-- START OF Text section --
R for UX Researchers Series: Article #4
Tutorial: Predicting User Churn with Decision Trees
Summary: This article covers data preparation, building and evaluating a decision tree predictive model, and creating visualizations that communicate actionable insights with real-world data.
The Scenario
I did some consultation work with a subscription-based service company; we meticulously tracked user interactions, subscription status, engagement metrics, and customer support questions. One day, the Director of Customer Success approached me with an important question:
"Can you predict which users will likely cancel their subscriptions next month? We want to proactively engage with these users, but we don't know which ones."
Given all of our user data, I was pretty sure this question could be answered with a predictive model. After some googling, I decided a decision tree would be the best type of model to answer the Director of Customer Success's question. A decision tree analysis is like a flowchart where each internal node represents a decision based on an attribute, each "branch" represents the outcome of that decision, and each "leaf" node represents a final decision or classification. Because of this, using R and RStudio was a no-brainer for this project. When it comes to predictive modeling, I suggest not even considering Excel or Google Sheets as a solution.
Why Not Just Use Excel or Google Sheets?
To predict user churn, we need a solution that can handle complex data and build legit predictive models. Here's why R and RStudio are the ideal tools for this analysis:
Building Predictive Models: Building a decision tree in Excel or Google Sheets is nearly impossible. They don't have the built-in capabilities for advanced statistical modeling like R does. You'd need to jump through hoops with complex scripts and add-ons, and even then, it wouldn't be nearly as flexible or powerful. This is why my go-to for this kind of thing is R.
Handling Large and Complex Data: R manages and manipulates large datasets better than Excel and Google Sheets.
Advanced Data Cleaning: R provides powerful functions for data prep that Excel and Google Sheets just can't do.
Model Validation and Tuning: R has tools that help you check how well our model works (cross-validation) and tweak its settings for the best performance (hyperparameter tuning). Cross-validation is like testing our model multiple times with different parts of the data to make sure it works well overall, not just on one specific sample. Hyperparameter tuning is adjusting the "settings" of our model to find the best combination that gives us the most accurate predictions.
Reproducibility and Automation: R scripts automate the entire process, ensuring consistency and saving time when updating analyses or applying them to different datasets.
-- END OF Text section --
§ **Set tasks**
1 - In the decision tree tutorial, what did the Director of Customer Success ask to have predicted?
2 - Rewrite the decision tree tutorial from "Why Not Just" up to and including "just can't do.", changing "Google Sheets" to "LibreOffice Calc" wherever it appears.
The data after this point play no part in what is asked here.
-- START OF Supplied material --
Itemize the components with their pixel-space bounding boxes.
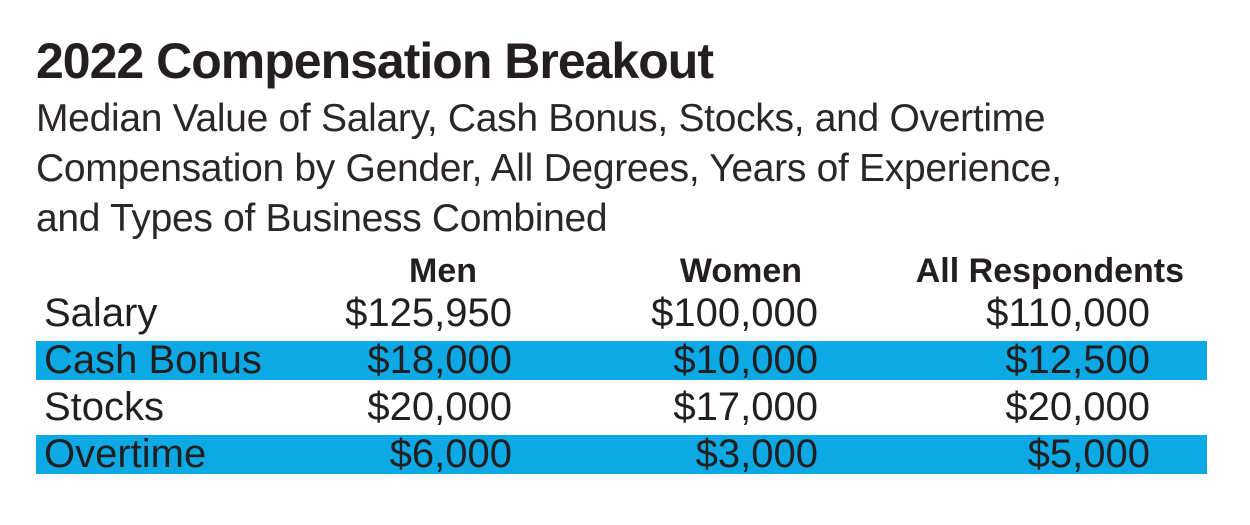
-- END OF Supplied material --
§ **Completed exercise**
1 - Which users will likely cancel their subscriptions next month.

2 -
Why Not Just Use Excel or LibreOffice Calc?
To predict user churn, we need a solution that can handle complex data and build legit predictive models. Here's why R and RStudio are the ideal tools for this analysis:
Building Predictive Models: Building a decision tree in Excel or LibreOffice Calc is nearly impossible. They don't have the built-in capabilities for advanced statistical modeling like R does. You'd need to jump through hoops with complex scripts and add-ons, and even then, it wouldn't be nearly as flexible or powerful. This is why my go-to for this kind of thing is R.
Handling Large and Complex Data: R manages and manipulates large datasets better than Excel and LibreOffice Calc.
Advanced Data Cleaning: R provides powerful functions for data prep that Excel and LibreOffice Calc just can't do.